AIM
Your task is to locate every line holding the string "Pixel" and to copy each of them.
[start PROVIDED DATA]
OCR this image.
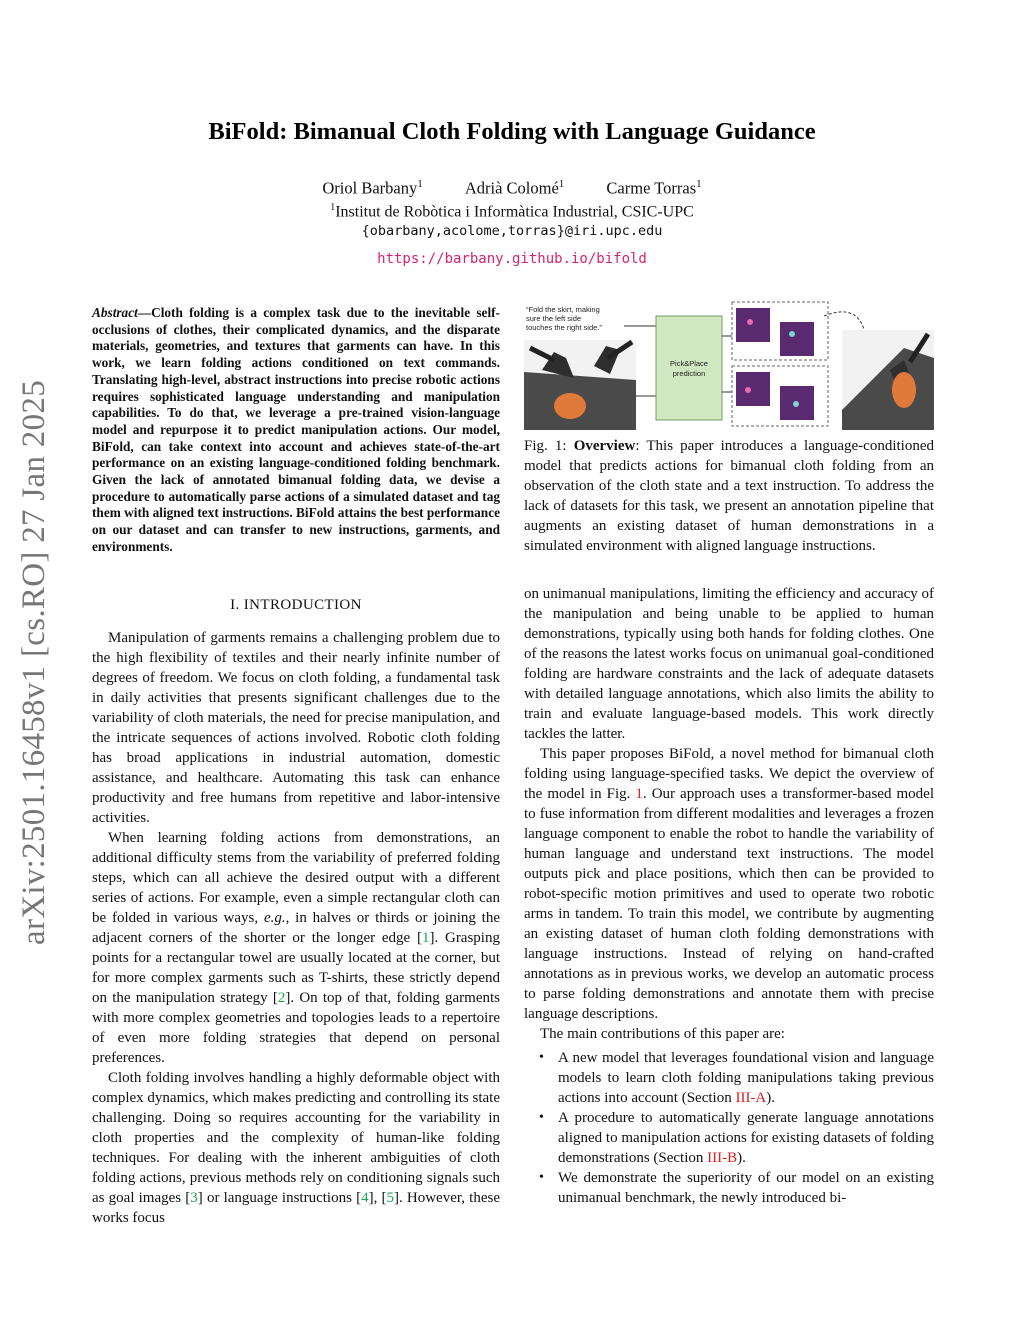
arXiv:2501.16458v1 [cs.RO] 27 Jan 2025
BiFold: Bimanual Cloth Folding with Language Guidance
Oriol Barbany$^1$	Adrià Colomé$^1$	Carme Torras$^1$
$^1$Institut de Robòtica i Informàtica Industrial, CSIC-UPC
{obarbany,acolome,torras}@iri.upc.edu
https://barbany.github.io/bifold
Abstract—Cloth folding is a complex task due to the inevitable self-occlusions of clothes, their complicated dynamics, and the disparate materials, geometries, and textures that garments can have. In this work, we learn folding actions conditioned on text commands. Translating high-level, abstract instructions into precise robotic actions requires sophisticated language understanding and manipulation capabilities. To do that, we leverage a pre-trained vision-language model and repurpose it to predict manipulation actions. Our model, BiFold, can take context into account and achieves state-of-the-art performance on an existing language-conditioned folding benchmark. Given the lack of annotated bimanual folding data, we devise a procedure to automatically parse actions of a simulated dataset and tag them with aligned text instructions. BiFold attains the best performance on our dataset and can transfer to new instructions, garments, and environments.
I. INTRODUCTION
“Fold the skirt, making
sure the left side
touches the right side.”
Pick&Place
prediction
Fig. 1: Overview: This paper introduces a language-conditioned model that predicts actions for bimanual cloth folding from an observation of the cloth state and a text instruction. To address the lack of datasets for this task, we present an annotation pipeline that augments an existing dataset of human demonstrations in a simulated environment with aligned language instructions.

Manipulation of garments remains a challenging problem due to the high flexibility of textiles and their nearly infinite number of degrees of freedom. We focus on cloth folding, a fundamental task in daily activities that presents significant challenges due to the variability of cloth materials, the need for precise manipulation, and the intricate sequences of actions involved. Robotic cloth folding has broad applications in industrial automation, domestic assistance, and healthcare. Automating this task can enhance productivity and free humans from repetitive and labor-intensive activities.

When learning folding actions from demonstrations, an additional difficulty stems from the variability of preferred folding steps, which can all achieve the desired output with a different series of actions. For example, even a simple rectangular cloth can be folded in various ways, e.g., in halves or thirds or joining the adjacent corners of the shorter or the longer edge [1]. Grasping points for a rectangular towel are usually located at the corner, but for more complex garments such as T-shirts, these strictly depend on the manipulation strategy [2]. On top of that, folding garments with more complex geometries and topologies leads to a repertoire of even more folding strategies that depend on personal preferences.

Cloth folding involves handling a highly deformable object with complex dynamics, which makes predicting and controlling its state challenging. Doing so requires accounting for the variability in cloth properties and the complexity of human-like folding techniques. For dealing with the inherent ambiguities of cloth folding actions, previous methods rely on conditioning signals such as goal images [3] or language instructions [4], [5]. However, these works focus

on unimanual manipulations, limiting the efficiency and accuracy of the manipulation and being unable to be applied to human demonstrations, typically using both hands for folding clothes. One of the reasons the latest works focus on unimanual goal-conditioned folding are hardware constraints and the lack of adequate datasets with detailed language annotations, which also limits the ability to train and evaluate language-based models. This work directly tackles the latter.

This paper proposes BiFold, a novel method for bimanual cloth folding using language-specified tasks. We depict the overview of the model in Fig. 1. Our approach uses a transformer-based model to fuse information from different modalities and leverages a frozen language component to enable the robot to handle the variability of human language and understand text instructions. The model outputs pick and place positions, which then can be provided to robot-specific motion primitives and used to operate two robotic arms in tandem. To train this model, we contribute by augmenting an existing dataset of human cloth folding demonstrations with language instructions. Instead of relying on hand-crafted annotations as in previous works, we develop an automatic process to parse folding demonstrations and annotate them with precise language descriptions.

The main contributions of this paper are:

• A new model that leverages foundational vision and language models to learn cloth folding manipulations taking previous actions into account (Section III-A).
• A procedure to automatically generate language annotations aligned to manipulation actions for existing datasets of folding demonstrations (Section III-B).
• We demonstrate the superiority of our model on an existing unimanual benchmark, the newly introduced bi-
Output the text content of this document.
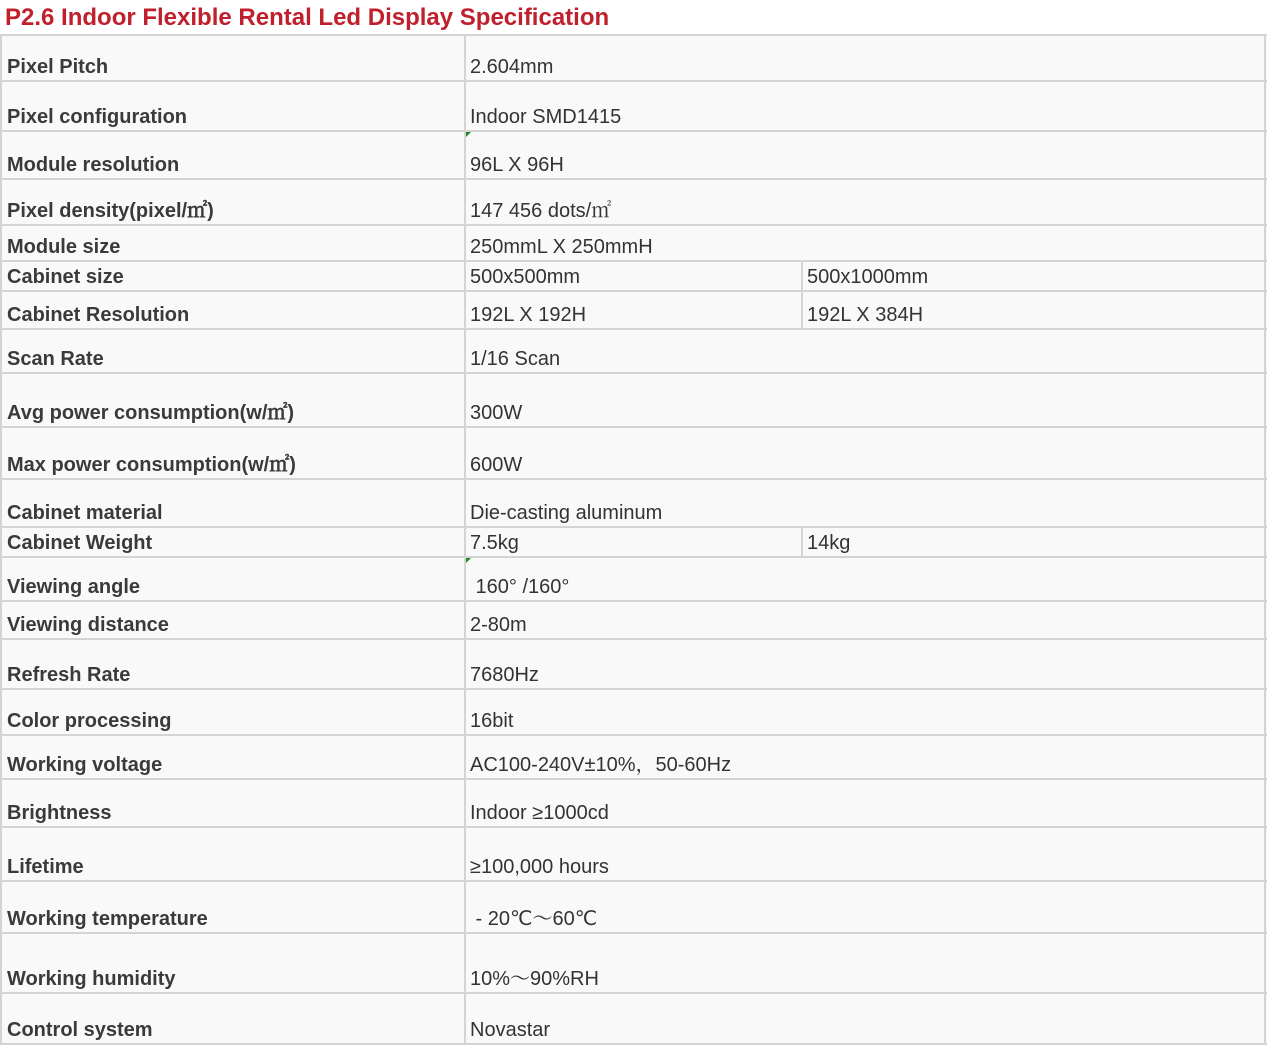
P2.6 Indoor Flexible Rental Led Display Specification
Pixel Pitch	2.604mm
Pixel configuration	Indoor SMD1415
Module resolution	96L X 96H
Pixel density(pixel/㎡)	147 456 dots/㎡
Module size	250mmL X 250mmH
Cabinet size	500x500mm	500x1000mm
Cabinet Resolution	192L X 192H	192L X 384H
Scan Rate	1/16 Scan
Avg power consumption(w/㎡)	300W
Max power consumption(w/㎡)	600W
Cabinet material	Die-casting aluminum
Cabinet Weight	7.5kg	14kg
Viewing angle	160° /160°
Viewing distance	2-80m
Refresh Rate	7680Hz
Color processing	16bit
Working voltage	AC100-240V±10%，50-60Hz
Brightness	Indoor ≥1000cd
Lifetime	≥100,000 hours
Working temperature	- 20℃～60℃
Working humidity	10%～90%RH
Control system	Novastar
[end PROVIDED DATA]
EXPECTED OUTPUT
Pixel Pitch	2.604mm
Pixel configuration	Indoor SMD1415
Pixel density(pixel/㎡)	147 456 dots/㎡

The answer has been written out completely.